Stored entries
+--

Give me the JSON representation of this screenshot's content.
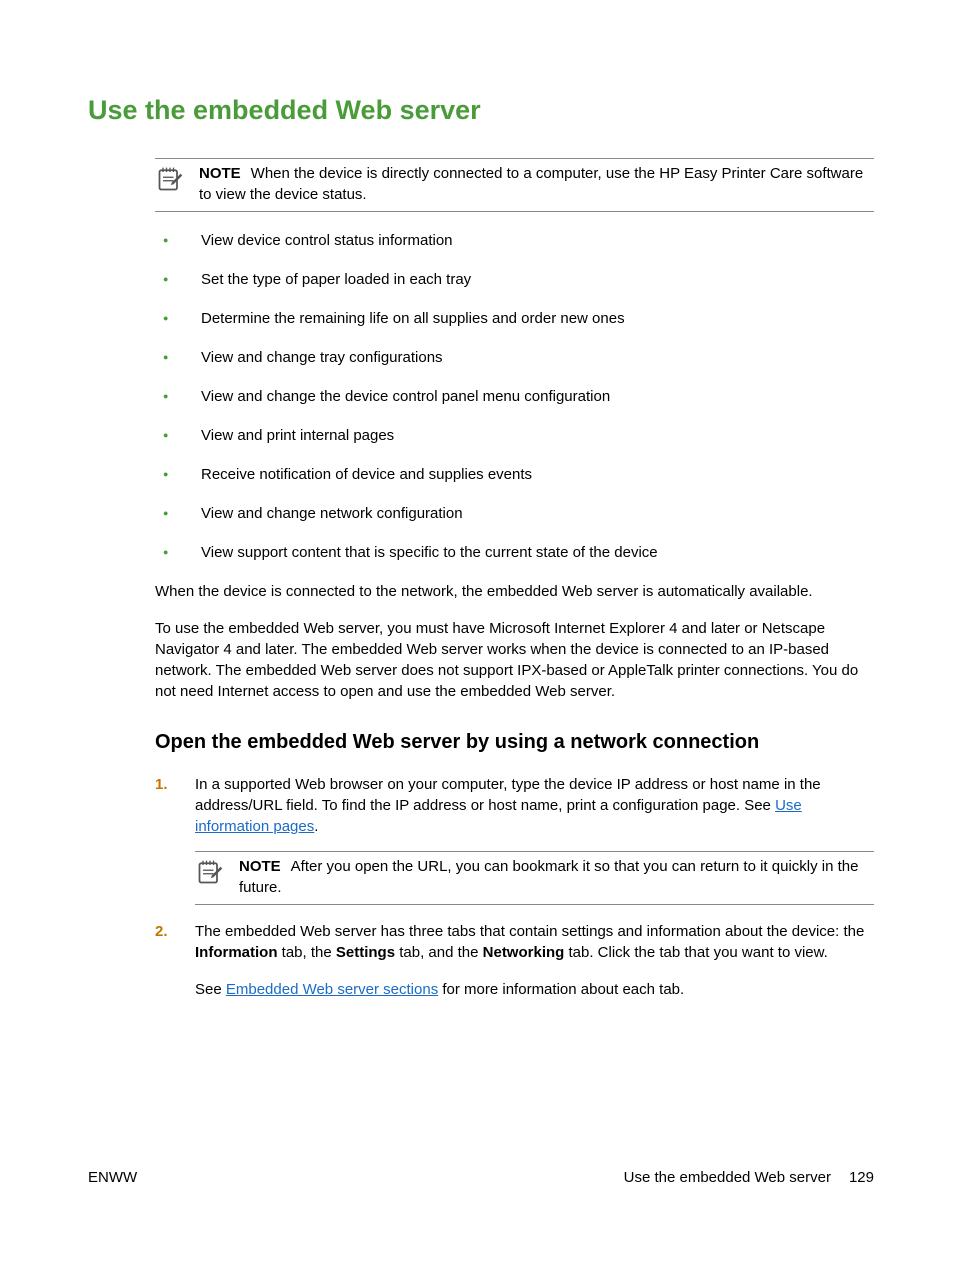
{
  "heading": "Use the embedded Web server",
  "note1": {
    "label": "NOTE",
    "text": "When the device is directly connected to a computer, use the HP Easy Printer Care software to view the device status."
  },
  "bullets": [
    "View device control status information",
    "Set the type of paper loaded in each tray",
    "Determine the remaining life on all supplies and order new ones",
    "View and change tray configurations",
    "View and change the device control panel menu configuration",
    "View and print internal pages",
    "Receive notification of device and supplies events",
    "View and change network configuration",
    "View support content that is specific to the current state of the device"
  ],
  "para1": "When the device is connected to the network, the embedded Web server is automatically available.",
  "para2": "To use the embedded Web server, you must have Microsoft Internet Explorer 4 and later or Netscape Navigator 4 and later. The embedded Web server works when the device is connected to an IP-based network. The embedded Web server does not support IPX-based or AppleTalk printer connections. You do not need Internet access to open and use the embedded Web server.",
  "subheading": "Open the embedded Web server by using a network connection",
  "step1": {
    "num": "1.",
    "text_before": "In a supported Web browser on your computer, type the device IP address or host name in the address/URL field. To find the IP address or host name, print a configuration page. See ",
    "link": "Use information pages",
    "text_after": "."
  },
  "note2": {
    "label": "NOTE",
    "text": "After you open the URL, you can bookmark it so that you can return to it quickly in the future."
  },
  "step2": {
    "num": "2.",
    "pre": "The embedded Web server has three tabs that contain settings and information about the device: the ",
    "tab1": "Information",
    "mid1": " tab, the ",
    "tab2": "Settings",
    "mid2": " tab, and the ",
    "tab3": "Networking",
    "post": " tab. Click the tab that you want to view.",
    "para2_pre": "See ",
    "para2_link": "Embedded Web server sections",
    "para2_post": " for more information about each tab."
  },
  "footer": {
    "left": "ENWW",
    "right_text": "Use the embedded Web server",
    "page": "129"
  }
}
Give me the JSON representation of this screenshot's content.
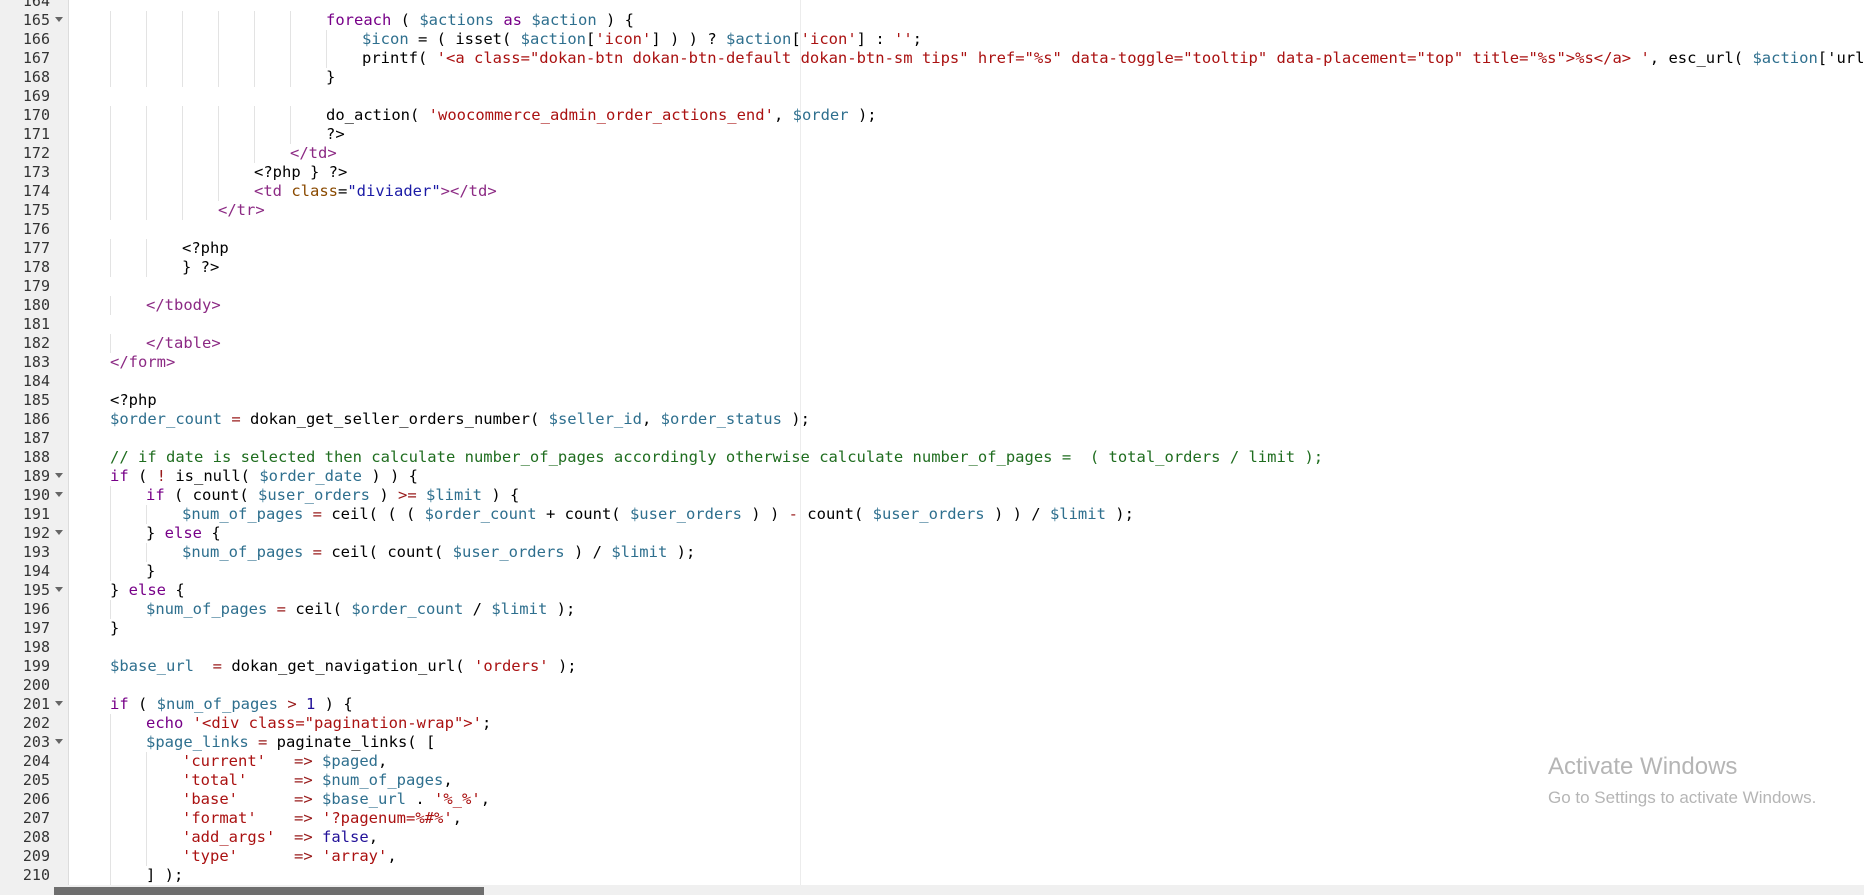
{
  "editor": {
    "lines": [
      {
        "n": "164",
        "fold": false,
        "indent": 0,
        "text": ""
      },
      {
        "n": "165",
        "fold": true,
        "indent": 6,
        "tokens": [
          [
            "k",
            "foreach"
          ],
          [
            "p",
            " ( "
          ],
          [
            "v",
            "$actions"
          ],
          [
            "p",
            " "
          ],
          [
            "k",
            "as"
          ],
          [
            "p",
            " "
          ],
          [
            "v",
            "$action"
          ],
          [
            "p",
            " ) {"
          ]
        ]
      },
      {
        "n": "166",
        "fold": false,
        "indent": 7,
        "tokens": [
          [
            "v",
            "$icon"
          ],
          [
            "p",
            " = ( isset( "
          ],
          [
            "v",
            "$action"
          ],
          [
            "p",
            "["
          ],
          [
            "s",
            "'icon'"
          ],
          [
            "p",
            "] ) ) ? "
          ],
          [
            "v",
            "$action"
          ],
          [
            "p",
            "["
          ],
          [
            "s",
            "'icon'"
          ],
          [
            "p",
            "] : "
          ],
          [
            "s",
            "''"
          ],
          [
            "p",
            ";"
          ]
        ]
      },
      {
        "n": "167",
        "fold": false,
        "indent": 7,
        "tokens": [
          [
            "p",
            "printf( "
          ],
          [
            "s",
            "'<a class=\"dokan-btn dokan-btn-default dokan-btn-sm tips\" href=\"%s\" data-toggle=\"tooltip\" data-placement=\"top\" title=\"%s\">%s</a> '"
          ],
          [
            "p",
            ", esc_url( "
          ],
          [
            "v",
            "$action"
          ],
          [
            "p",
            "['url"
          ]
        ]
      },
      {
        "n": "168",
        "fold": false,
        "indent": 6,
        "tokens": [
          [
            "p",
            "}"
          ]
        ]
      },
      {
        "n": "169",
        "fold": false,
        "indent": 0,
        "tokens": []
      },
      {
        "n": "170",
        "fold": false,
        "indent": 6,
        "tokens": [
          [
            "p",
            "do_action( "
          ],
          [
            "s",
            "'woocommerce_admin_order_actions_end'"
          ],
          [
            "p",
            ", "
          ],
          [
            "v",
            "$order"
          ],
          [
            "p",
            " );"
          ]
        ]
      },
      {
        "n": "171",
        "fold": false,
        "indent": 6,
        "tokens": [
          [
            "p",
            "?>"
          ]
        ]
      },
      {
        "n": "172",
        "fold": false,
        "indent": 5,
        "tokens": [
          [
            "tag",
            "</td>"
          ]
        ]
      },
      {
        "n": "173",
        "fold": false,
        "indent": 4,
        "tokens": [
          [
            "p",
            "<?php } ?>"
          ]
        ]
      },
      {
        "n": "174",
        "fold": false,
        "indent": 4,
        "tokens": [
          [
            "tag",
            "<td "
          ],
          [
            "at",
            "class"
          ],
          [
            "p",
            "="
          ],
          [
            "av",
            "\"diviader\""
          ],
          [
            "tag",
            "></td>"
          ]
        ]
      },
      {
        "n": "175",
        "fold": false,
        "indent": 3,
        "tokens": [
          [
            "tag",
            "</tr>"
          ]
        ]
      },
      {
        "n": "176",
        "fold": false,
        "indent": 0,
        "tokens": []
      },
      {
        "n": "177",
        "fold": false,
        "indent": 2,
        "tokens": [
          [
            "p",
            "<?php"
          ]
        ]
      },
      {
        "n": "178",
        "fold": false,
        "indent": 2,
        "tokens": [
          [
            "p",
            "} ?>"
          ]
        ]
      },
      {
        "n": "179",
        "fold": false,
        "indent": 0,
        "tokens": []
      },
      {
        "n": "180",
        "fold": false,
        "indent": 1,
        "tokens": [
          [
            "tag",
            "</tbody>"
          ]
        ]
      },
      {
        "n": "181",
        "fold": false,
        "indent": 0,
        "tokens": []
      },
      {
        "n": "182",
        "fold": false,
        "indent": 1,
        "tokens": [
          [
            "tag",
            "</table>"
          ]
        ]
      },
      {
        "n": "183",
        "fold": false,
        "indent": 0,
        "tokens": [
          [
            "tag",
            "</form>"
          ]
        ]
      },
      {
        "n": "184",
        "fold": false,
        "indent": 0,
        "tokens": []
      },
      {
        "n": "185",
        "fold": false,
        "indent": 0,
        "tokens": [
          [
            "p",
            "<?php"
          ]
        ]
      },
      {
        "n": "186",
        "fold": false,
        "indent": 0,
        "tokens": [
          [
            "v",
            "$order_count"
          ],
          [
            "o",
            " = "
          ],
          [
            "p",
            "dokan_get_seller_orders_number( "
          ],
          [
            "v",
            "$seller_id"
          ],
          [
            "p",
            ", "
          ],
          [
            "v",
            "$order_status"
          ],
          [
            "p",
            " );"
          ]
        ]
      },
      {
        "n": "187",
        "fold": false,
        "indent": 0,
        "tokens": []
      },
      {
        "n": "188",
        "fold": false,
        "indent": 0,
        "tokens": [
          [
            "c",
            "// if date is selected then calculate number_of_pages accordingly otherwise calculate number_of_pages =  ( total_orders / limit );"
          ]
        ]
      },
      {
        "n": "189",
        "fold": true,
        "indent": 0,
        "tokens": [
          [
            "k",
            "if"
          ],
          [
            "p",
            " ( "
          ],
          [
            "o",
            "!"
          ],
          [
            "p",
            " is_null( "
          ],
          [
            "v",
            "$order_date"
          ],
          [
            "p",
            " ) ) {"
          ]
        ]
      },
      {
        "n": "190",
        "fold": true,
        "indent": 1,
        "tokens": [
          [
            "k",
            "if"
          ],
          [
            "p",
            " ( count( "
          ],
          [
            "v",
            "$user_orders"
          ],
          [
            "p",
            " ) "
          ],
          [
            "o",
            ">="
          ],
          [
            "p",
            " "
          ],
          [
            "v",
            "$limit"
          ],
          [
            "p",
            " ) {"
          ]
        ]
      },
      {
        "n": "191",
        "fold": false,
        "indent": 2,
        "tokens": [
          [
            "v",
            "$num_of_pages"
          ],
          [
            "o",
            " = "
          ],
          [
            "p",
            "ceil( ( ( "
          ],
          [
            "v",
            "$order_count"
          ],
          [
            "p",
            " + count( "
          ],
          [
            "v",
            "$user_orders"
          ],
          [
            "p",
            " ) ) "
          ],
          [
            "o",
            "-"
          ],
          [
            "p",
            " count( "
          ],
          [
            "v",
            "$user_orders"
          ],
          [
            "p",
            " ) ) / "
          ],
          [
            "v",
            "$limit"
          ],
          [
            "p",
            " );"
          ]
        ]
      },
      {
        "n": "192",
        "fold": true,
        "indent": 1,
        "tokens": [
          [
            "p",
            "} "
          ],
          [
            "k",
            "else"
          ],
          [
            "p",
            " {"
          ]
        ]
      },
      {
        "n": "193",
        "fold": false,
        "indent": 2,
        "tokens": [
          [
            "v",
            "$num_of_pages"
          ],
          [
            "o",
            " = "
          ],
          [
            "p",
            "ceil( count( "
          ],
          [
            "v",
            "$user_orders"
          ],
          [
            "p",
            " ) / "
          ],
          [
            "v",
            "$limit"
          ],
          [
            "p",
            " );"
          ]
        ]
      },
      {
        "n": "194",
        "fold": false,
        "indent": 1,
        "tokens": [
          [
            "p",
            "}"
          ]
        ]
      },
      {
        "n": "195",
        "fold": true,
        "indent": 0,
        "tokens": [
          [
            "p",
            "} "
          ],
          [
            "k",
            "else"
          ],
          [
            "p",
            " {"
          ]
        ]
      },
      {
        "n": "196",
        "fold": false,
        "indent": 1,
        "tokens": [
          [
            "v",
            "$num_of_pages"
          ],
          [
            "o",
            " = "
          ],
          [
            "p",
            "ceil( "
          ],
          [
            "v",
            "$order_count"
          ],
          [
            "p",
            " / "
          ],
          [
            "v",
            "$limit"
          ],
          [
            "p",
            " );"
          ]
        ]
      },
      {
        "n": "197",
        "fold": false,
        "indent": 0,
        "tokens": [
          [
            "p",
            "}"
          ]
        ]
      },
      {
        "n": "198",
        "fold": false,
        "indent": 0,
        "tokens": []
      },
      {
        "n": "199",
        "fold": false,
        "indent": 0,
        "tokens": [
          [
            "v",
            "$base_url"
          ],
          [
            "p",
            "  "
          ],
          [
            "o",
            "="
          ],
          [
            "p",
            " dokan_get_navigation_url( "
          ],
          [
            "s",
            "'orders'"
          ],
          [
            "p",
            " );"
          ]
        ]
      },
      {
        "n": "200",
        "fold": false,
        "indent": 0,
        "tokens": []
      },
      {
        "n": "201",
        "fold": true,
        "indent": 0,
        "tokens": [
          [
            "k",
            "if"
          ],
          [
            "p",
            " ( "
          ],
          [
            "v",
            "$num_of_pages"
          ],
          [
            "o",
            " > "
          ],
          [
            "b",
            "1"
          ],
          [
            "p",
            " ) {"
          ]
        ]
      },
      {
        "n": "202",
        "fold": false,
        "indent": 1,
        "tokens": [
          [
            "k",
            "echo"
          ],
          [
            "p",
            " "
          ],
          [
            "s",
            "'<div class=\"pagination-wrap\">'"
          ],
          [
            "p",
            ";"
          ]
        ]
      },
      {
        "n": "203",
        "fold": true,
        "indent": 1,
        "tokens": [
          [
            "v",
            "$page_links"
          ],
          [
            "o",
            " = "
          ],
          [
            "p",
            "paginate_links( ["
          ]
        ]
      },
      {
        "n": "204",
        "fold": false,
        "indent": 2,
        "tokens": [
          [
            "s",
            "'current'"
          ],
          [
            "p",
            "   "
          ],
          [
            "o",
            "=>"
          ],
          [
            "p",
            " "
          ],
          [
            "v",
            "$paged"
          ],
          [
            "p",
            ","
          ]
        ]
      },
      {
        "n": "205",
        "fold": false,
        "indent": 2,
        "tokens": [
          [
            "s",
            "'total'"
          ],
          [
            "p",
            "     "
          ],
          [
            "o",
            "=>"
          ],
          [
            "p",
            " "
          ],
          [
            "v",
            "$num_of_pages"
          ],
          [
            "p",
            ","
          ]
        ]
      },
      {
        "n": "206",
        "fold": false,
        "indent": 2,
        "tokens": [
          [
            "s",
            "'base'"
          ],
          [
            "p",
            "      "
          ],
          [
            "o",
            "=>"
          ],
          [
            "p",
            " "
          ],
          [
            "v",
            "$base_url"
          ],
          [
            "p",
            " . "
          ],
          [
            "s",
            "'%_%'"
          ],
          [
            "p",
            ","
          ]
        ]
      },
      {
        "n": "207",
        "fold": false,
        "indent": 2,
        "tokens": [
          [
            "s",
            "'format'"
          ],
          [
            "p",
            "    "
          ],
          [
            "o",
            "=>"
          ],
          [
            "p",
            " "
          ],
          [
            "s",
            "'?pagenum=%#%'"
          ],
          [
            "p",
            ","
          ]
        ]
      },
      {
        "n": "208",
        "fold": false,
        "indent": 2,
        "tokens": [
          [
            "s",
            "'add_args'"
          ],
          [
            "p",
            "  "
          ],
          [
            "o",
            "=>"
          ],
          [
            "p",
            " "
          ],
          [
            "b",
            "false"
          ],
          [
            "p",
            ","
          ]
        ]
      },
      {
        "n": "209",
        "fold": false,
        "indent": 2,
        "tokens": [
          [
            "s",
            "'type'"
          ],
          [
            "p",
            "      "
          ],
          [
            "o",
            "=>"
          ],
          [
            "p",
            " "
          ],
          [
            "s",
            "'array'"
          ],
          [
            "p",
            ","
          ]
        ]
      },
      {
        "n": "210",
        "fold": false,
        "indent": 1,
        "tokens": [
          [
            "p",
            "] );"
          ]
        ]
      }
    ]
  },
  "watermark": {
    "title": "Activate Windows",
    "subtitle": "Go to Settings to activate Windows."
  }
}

+--

* STATED GOAL:
From the records above, pull out every line containing the word "that".

* THE RESPONSE:
    "View support content that is specific to the current state of the device"
    "text": "After you open the URL, you can bookmark it so that you can return to it quickly in the future."
    "pre": "The embedded Web server has three tabs that contain settings and information about the device: the ",
    "post": " tab. Click the tab that you want to view.",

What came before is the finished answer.